WHAT TO DO
Repeat, exactly and in full, the lines of the listing below, but without any pictures.

[Data entries]
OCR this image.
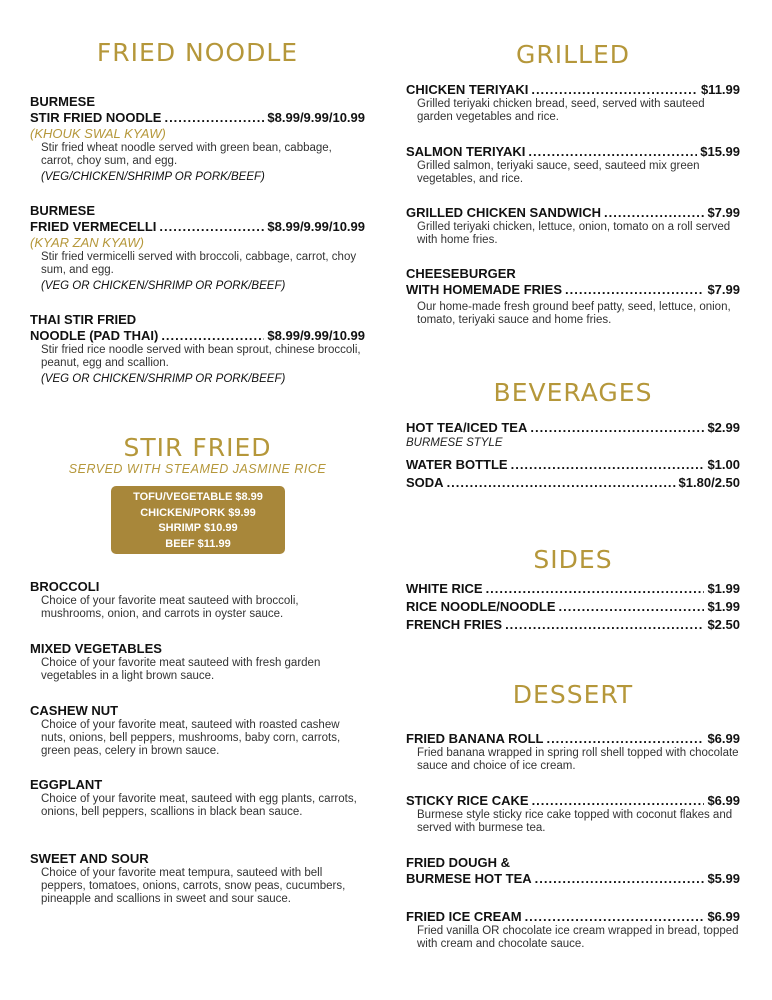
FRIED NOODLE
BURMESE
STIR FRIED NOODLE .....	$8.99/9.99/10.99
(KHOUK SWAL KYAW)
Stir fried wheat noodle served with green bean, cabbage, carrot, choy sum, and egg.
(VEG/CHICKEN/SHRIMP OR PORK/BEEF)
BURMESE
FRIED VERMECELLI .....	$8.99/9.99/10.99
(KYAR ZAN KYAW)
Stir fried vermicelli served with broccoli, cabbage, carrot, choy sum, and egg.
(VEG OR CHICKEN/SHRIMP OR PORK/BEEF)
THAI STIR FRIED
NOODLE (PAD THAI) .....	$8.99/9.99/10.99
Stir fried rice noodle served with bean sprout, chinese broccoli, peanut, egg and scallion.
(VEG OR CHICKEN/SHRIMP OR PORK/BEEF)
STIR FRIED
SERVED WITH STEAMED JASMINE RICE
TOFU/VEGETABLE $8.99
CHICKEN/PORK $9.99
SHRIMP $10.99
BEEF $11.99
BROCCOLI
Choice of your favorite meat sauteed with broccoli, mushrooms, onion, and carrots in oyster sauce.
MIXED VEGETABLES
Choice of your favorite meat sauteed with fresh garden vegetables in a light brown sauce.
CASHEW NUT
Choice of your favorite meat, sauteed with roasted cashew nuts, onions, bell peppers, mushrooms, baby corn, carrots, green peas, celery in brown sauce.
EGGPLANT
Choice of your favorite meat, sauteed with egg plants, carrots, onions, bell peppers, scallions in black bean sauce.
SWEET AND SOUR
Choice of your favorite meat tempura, sauteed with bell peppers, tomatoes, onions, carrots, snow peas, cucumbers, pineapple and scallions in sweet and sour sauce.
GRILLED
CHICKEN TERIYAKI .....	$11.99
Grilled teriyaki chicken bread, seed, served with sauteed garden vegetables and rice.
SALMON TERIYAKI .....	$15.99
Grilled salmon, teriyaki sauce, seed, sauteed mix green vegetables, and rice.
GRILLED CHICKEN SANDWICH .....	$7.99
Grilled teriyaki chicken, lettuce, onion, tomato on a roll served with home fries.
CHEESEBURGER
WITH HOMEMADE FRIES .....	$7.99
Our home-made fresh ground beef patty, seed, lettuce, onion, tomato, teriyaki sauce and home fries.
BEVERAGES
HOT TEA/ICED TEA .....	$2.99
BURMESE STYLE
WATER BOTTLE .....	$1.00
SODA .....	$1.80/2.50
SIDES
WHITE RICE .....	$1.99
RICE NOODLE/NOODLE .....	$1.99
FRENCH FRIES .....	$2.50
DESSERT
FRIED BANANA ROLL .....	$6.99
Fried banana wrapped in spring roll shell topped with chocolate sauce and choice of ice cream.
STICKY RICE CAKE .....	$6.99
Burmese style sticky rice cake topped with coconut flakes and served with burmese tea.
FRIED DOUGH &
BURMESE HOT TEA .....	$5.99
FRIED ICE CREAM .....	$6.99
Fried vanilla OR chocolate ice cream wrapped in bread, topped with cream and chocolate sauce.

EXPECTED ANSWER
OCR this image.
FRIED NOODLE
BURMESE
STIR FRIED NOODLE .....	$8.99/9.99/10.99
(KHOUK SWAL KYAW)
Stir fried wheat noodle served with green bean, cabbage, carrot, choy sum, and egg.
(VEG/CHICKEN/SHRIMP OR PORK/BEEF)
BURMESE
FRIED VERMECELLI .....	$8.99/9.99/10.99
(KYAR ZAN KYAW)
Stir fried vermicelli served with broccoli, cabbage, carrot, choy sum, and egg.
(VEG OR CHICKEN/SHRIMP OR PORK/BEEF)
THAI STIR FRIED
NOODLE (PAD THAI) .....	$8.99/9.99/10.99
Stir fried rice noodle served with bean sprout, chinese broccoli, peanut, egg and scallion.
(VEG OR CHICKEN/SHRIMP OR PORK/BEEF)
STIR FRIED
SERVED WITH STEAMED JASMINE RICE
TOFU/VEGETABLE $8.99
CHICKEN/PORK $9.99
SHRIMP $10.99
BEEF $11.99
BROCCOLI
Choice of your favorite meat sauteed with broccoli, mushrooms, onion, and carrots in oyster sauce.
MIXED VEGETABLES
Choice of your favorite meat sauteed with fresh garden vegetables in a light brown sauce.
CASHEW NUT
Choice of your favorite meat, sauteed with roasted cashew nuts, onions, bell peppers, mushrooms, baby corn, carrots, green peas, celery in brown sauce.
EGGPLANT
Choice of your favorite meat, sauteed with egg plants, carrots, onions, bell peppers, scallions in black bean sauce.
SWEET AND SOUR
Choice of your favorite meat tempura, sauteed with bell peppers, tomatoes, onions, carrots, snow peas, cucumbers, pineapple and scallions in sweet and sour sauce.
GRILLED
CHICKEN TERIYAKI .....	$11.99
Grilled teriyaki chicken bread, seed, served with sauteed garden vegetables and rice.
SALMON TERIYAKI .....	$15.99
Grilled salmon, teriyaki sauce, seed, sauteed mix green vegetables, and rice.
GRILLED CHICKEN SANDWICH .....	$7.99
Grilled teriyaki chicken, lettuce, onion, tomato on a roll served with home fries.
CHEESEBURGER
WITH HOMEMADE FRIES .....	$7.99
Our home-made fresh ground beef patty, seed, lettuce, onion, tomato, teriyaki sauce and home fries.
BEVERAGES
HOT TEA/ICED TEA .....	$2.99
BURMESE STYLE
WATER BOTTLE .....	$1.00
SODA .....	$1.80/2.50
SIDES
WHITE RICE .....	$1.99
RICE NOODLE/NOODLE .....	$1.99
FRENCH FRIES .....	$2.50
DESSERT
FRIED BANANA ROLL .....	$6.99
Fried banana wrapped in spring roll shell topped with chocolate sauce and choice of ice cream.
STICKY RICE CAKE .....	$6.99
Burmese style sticky rice cake topped with coconut flakes and served with burmese tea.
FRIED DOUGH &
BURMESE HOT TEA .....	$5.99
FRIED ICE CREAM .....	$6.99
Fried vanilla OR chocolate ice cream wrapped in bread, topped with cream and chocolate sauce.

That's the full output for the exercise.